**WORK TO BE COMPLETED**
Transcribe the entries below exactly as they appear.

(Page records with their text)
────────────────────────────────────────

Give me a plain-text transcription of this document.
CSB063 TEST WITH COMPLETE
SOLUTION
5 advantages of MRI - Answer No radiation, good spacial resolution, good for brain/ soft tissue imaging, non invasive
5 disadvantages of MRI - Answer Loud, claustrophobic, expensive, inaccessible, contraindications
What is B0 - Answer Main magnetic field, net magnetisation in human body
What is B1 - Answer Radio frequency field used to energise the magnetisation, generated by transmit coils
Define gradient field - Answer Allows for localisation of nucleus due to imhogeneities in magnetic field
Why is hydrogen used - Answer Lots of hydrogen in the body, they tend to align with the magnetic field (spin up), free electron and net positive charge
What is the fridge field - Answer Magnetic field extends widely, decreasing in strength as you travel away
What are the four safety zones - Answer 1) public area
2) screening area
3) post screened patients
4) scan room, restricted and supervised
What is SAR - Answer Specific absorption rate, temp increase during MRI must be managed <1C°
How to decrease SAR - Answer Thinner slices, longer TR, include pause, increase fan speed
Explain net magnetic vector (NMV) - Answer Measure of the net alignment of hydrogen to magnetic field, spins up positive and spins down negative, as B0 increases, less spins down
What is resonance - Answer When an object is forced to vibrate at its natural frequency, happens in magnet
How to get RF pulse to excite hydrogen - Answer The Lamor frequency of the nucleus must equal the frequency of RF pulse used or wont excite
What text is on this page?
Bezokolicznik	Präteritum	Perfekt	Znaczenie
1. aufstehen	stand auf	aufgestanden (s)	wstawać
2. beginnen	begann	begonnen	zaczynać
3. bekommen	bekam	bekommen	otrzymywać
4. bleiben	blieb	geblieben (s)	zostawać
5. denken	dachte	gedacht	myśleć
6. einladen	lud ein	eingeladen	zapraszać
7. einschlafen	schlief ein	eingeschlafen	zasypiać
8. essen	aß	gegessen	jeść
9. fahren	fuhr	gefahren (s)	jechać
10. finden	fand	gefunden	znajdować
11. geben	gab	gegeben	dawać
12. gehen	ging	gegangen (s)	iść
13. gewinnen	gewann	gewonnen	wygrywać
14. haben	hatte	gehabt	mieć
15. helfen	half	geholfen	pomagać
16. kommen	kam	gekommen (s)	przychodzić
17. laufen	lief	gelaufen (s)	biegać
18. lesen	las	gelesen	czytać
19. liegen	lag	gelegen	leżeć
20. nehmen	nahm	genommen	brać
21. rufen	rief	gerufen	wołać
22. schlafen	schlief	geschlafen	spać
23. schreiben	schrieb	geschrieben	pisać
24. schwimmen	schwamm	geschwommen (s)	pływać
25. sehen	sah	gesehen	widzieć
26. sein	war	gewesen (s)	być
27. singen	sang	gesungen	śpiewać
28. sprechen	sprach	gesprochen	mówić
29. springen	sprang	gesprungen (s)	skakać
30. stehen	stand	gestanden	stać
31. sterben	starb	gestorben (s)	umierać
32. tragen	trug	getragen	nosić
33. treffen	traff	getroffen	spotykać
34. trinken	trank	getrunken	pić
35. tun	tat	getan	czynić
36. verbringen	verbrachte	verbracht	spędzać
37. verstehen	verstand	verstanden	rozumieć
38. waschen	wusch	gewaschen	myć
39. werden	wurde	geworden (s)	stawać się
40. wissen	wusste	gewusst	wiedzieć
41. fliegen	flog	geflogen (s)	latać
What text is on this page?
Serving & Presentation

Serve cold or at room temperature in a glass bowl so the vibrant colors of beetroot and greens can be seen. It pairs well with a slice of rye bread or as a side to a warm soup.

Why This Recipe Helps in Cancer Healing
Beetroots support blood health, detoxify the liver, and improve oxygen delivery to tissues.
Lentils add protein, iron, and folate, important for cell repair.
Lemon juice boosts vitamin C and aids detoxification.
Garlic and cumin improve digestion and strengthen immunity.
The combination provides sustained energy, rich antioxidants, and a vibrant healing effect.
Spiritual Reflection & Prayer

────────────────────────────────────────

**ANSWER TO THE PROBLEM**
Give me a plain-text transcription of this document.
CSB063 TEST WITH COMPLETE
SOLUTION
5 advantages of MRI - Answer No radiation, good spacial resolution, good for brain/ soft tissue imaging, non invasive
5 disadvantages of MRI - Answer Loud, claustrophobic, expensive, inaccessible, contraindications
What is B0 - Answer Main magnetic field, net magnetisation in human body
What is B1 - Answer Radio frequency field used to energise the magnetisation, generated by transmit coils
Define gradient field - Answer Allows for localisation of nucleus due to imhogeneities in magnetic field
Why is hydrogen used - Answer Lots of hydrogen in the body, they tend to align with the magnetic field (spin up), free electron and net positive charge
What is the fridge field - Answer Magnetic field extends widely, decreasing in strength as you travel away
What are the four safety zones - Answer 1) public area
2) screening area
3) post screened patients
4) scan room, restricted and supervised
What is SAR - Answer Specific absorption rate, temp increase during MRI must be managed <1C°
How to decrease SAR - Answer Thinner slices, longer TR, include pause, increase fan speed
Explain net magnetic vector (NMV) - Answer Measure of the net alignment of hydrogen to magnetic field, spins up positive and spins down negative, as B0 increases, less spins down
What is resonance - Answer When an object is forced to vibrate at its natural frequency, happens in magnet
How to get RF pulse to excite hydrogen - Answer The Lamor frequency of the nucleus must equal the frequency of RF pulse used or wont excite
What text is on this page?
Bezokolicznik	Präteritum	Perfekt	Znaczenie
1. aufstehen	stand auf	aufgestanden (s)	wstawać
2. beginnen	begann	begonnen	zaczynać
3. bekommen	bekam	bekommen	otrzymywać
4. bleiben	blieb	geblieben (s)	zostawać
5. denken	dachte	gedacht	myśleć
6. einladen	lud ein	eingeladen	zapraszać
7. einschlafen	schlief ein	eingeschlafen	zasypiać
8. essen	aß	gegessen	jeść
9. fahren	fuhr	gefahren (s)	jechać
10. finden	fand	gefunden	znajdować
11. geben	gab	gegeben	dawać
12. gehen	ging	gegangen (s)	iść
13. gewinnen	gewann	gewonnen	wygrywać
14. haben	hatte	gehabt	mieć
15. helfen	half	geholfen	pomagać
16. kommen	kam	gekommen (s)	przychodzić
17. laufen	lief	gelaufen (s)	biegać
18. lesen	las	gelesen	czytać
19. liegen	lag	gelegen	leżeć
20. nehmen	nahm	genommen	brać
21. rufen	rief	gerufen	wołać
22. schlafen	schlief	geschlafen	spać
23. schreiben	schrieb	geschrieben	pisać
24. schwimmen	schwamm	geschwommen (s)	pływać
25. sehen	sah	gesehen	widzieć
26. sein	war	gewesen (s)	być
27. singen	sang	gesungen	śpiewać
28. sprechen	sprach	gesprochen	mówić
29. springen	sprang	gesprungen (s)	skakać
30. stehen	stand	gestanden	stać
31. sterben	starb	gestorben (s)	umierać
32. tragen	trug	getragen	nosić
33. treffen	traff	getroffen	spotykać
34. trinken	trank	getrunken	pić
35. tun	tat	getan	czynić
36. verbringen	verbrachte	verbracht	spędzać
37. verstehen	verstand	verstanden	rozumieć
38. waschen	wusch	gewaschen	myć
39. werden	wurde	geworden (s)	stawać się
40. wissen	wusste	gewusst	wiedzieć
41. fliegen	flog	geflogen (s)	latać
What text is on this page?
Serving & Presentation

Serve cold or at room temperature in a glass bowl so the vibrant colors of beetroot and greens can be seen. It pairs well with a slice of rye bread or as a side to a warm soup.

Why This Recipe Helps in Cancer Healing
Beetroots support blood health, detoxify the liver, and improve oxygen delivery to tissues.
Lentils add protein, iron, and folate, important for cell repair.
Lemon juice boosts vitamin C and aids detoxification.
Garlic and cumin improve digestion and strengthen immunity.
The combination provides sustained energy, rich antioxidants, and a vibrant healing effect.
Spiritual Reflection & Prayer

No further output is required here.